## EXERCISE
Select, from the material below, each line with "eium" in it.

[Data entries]
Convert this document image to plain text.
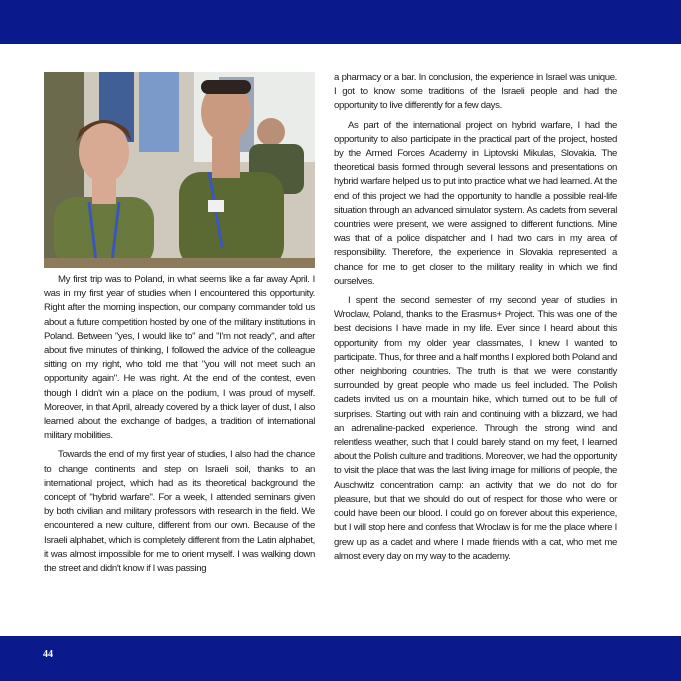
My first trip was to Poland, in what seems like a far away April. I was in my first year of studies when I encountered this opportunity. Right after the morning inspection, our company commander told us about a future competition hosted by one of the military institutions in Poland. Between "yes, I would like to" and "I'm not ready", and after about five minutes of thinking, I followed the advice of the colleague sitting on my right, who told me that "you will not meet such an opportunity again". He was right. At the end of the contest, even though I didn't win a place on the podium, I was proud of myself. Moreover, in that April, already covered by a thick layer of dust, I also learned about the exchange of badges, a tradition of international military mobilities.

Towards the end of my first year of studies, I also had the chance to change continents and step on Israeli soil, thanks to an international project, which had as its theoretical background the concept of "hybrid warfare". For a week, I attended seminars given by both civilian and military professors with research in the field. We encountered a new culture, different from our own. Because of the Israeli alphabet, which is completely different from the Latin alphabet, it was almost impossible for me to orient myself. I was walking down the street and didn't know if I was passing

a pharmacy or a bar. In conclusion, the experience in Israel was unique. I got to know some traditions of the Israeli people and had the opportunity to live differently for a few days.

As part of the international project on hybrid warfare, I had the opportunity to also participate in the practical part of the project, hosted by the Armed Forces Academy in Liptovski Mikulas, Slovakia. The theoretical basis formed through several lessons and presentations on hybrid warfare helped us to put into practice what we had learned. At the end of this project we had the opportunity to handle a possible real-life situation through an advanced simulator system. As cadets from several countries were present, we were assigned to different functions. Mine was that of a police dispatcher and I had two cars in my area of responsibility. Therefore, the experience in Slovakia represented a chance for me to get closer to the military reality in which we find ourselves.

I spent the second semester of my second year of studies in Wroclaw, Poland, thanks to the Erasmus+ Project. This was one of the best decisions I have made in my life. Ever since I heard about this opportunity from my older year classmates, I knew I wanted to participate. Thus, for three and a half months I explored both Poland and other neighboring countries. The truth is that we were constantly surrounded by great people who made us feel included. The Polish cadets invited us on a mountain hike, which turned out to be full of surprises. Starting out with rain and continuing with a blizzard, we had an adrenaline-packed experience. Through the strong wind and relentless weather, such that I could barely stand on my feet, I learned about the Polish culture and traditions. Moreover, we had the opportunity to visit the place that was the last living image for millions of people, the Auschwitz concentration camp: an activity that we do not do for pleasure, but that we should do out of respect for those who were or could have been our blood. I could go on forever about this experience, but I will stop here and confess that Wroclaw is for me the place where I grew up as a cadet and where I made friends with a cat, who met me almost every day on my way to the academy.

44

---

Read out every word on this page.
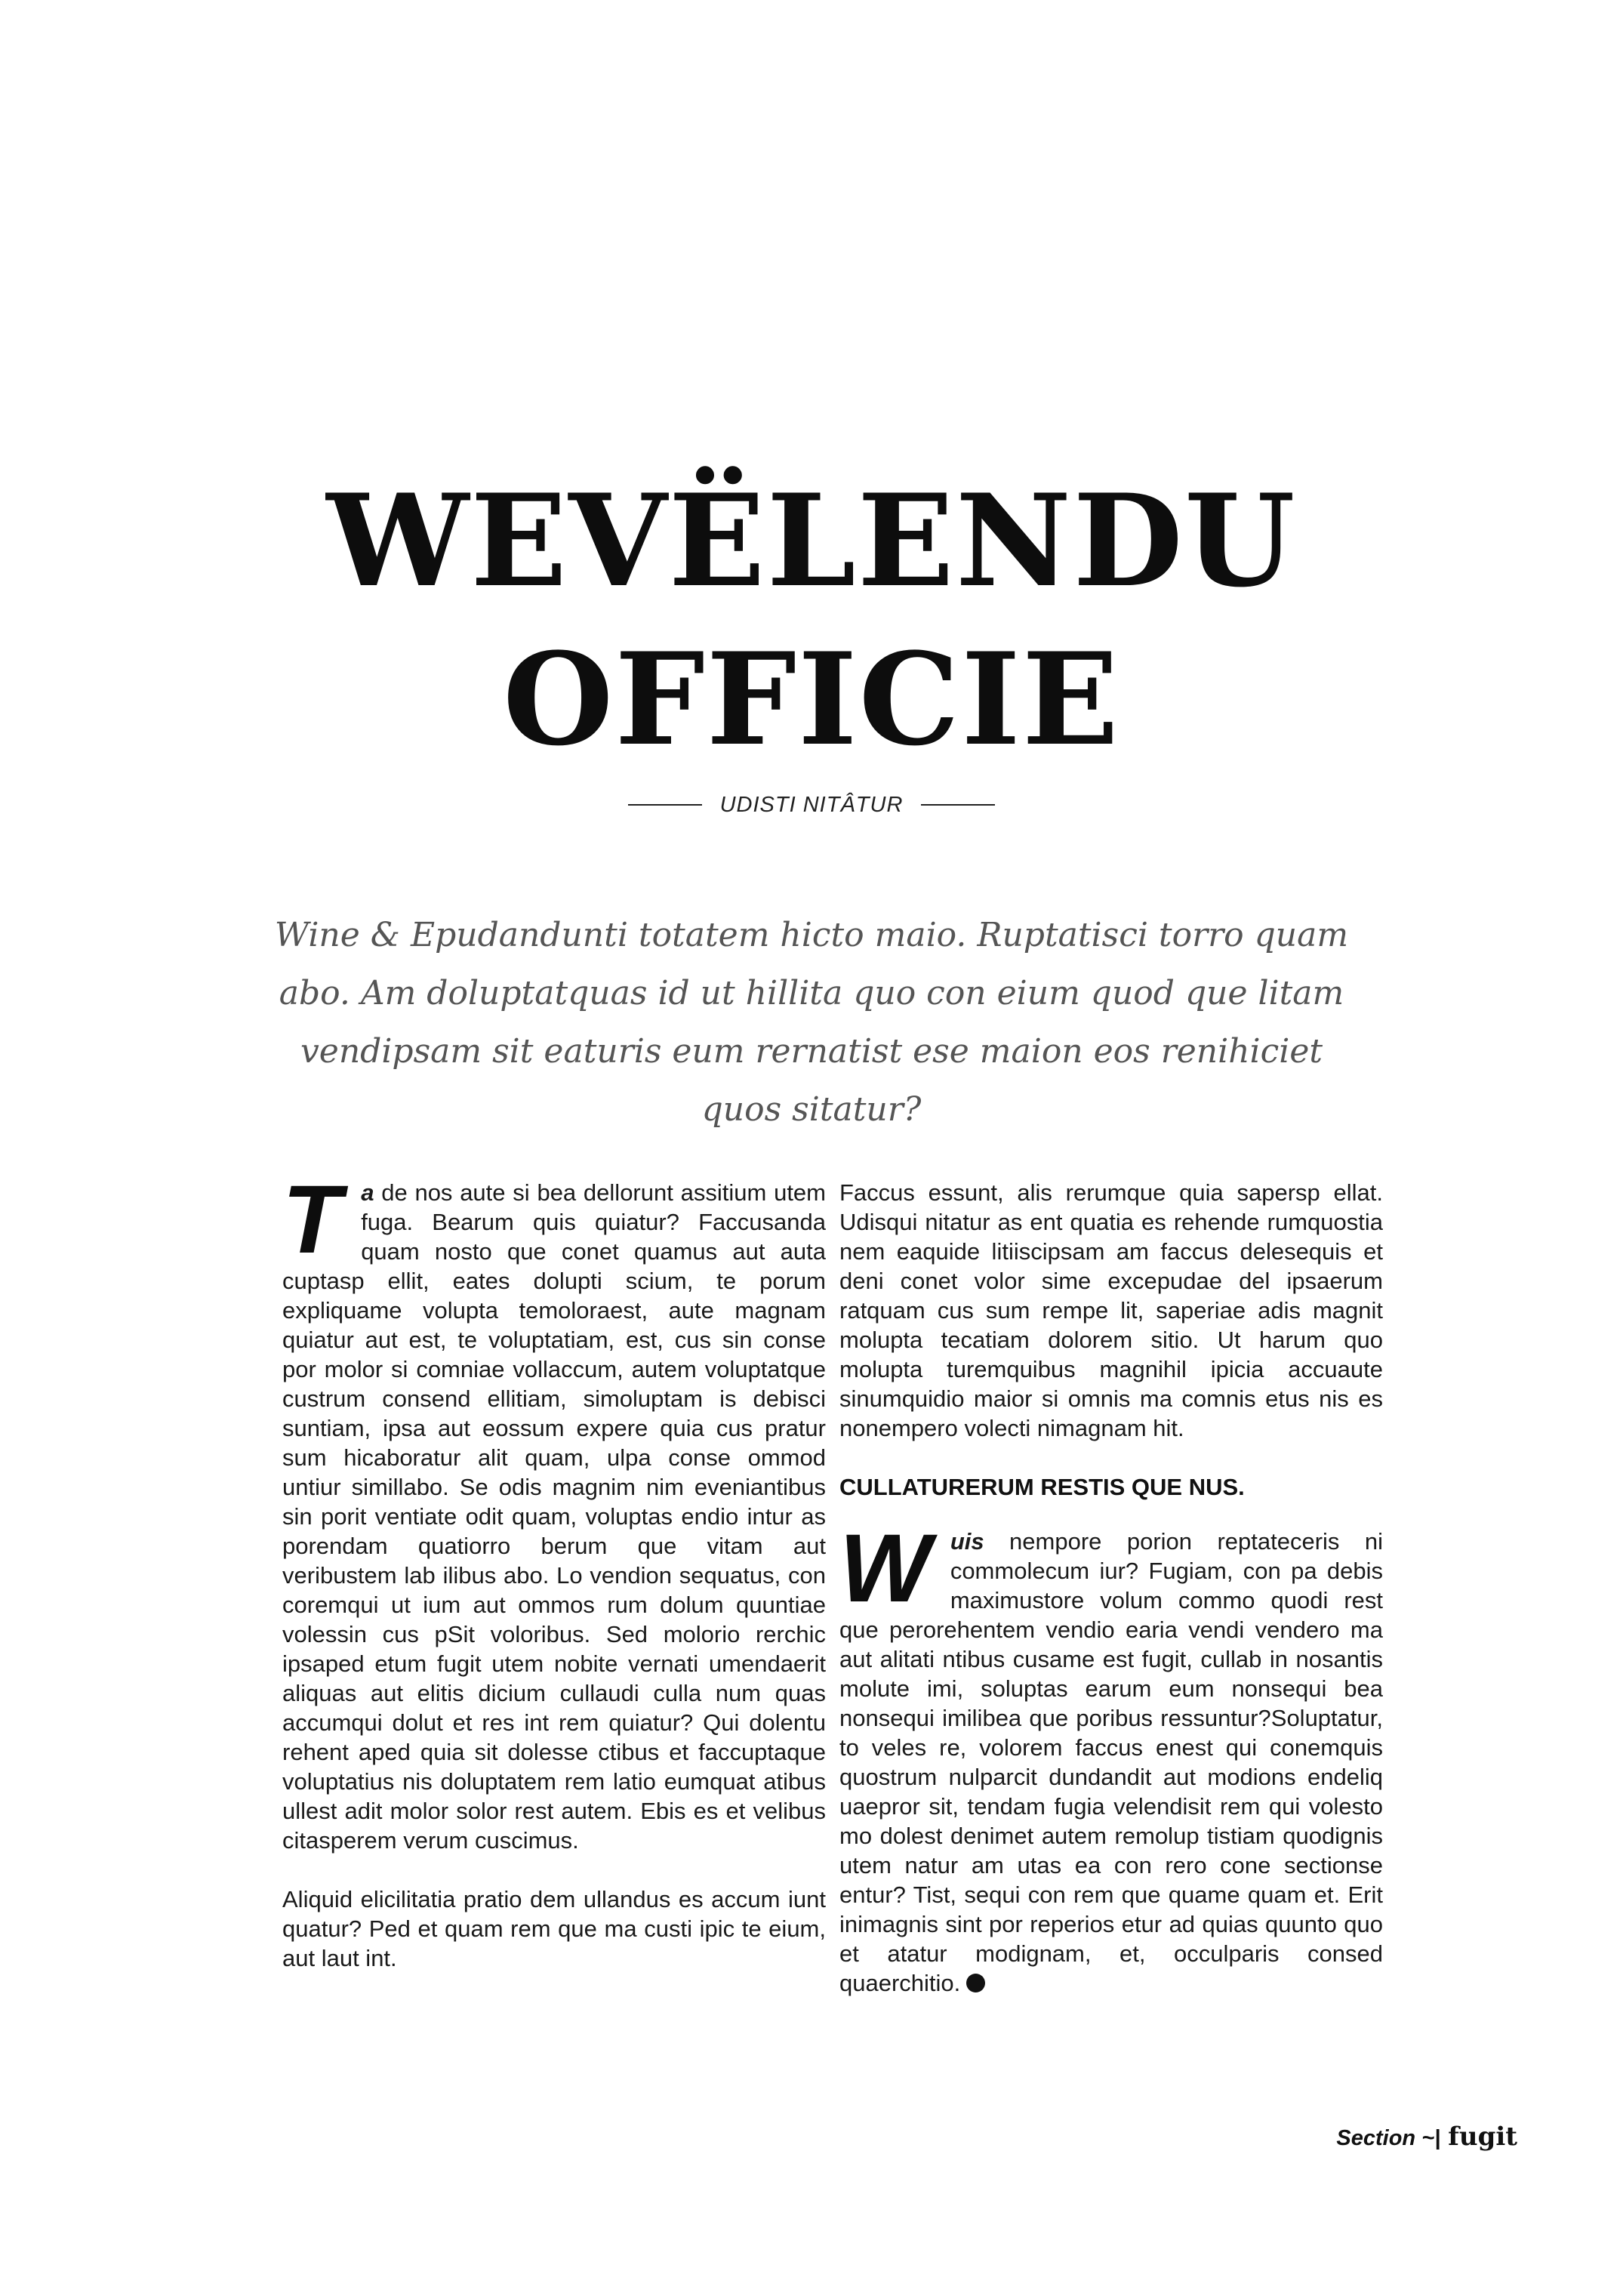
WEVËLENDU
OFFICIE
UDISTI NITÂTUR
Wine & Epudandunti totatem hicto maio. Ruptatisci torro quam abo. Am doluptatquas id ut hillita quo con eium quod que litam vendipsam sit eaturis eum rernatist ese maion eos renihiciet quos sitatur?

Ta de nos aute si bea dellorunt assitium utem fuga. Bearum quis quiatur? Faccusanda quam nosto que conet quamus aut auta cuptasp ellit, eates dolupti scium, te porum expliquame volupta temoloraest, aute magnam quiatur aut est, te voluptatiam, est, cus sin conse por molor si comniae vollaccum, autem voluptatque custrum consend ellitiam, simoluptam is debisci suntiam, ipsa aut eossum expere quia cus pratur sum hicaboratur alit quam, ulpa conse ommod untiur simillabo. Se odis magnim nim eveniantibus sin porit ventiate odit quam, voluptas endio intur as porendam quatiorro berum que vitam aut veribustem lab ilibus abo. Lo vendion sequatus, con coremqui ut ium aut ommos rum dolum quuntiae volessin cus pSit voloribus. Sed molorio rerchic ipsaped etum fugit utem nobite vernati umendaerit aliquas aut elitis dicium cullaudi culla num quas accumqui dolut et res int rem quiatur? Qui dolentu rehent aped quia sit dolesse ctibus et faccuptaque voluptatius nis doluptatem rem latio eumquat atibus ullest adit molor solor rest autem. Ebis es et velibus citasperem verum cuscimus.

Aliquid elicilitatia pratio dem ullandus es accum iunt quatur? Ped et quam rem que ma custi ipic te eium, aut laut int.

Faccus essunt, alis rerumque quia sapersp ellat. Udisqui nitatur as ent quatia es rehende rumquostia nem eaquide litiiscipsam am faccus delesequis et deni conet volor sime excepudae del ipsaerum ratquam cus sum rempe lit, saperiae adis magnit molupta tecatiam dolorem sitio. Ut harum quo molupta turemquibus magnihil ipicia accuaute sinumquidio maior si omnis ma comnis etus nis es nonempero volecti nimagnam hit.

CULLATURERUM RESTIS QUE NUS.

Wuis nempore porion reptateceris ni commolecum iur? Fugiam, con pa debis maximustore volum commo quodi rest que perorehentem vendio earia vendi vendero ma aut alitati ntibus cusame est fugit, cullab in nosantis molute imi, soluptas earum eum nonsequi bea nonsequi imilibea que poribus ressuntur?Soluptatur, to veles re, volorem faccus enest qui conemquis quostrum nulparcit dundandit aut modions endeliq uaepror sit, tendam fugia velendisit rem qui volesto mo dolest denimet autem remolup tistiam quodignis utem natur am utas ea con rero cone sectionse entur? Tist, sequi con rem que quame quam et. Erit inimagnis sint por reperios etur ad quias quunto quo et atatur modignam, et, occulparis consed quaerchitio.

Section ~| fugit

## COMPLETE OUTPUT
Wine & Epudandunti totatem hicto maio. Ruptatisci torro quam abo. Am doluptatquas id ut hillita quo con eium quod que litam vendipsam sit eaturis eum rernatist ese maion eos renihiciet quos sitatur?
Aliquid elicilitatia pratio dem ullandus es accum iunt quatur? Ped et quam rem que ma custi ipic te eium, aut laut int.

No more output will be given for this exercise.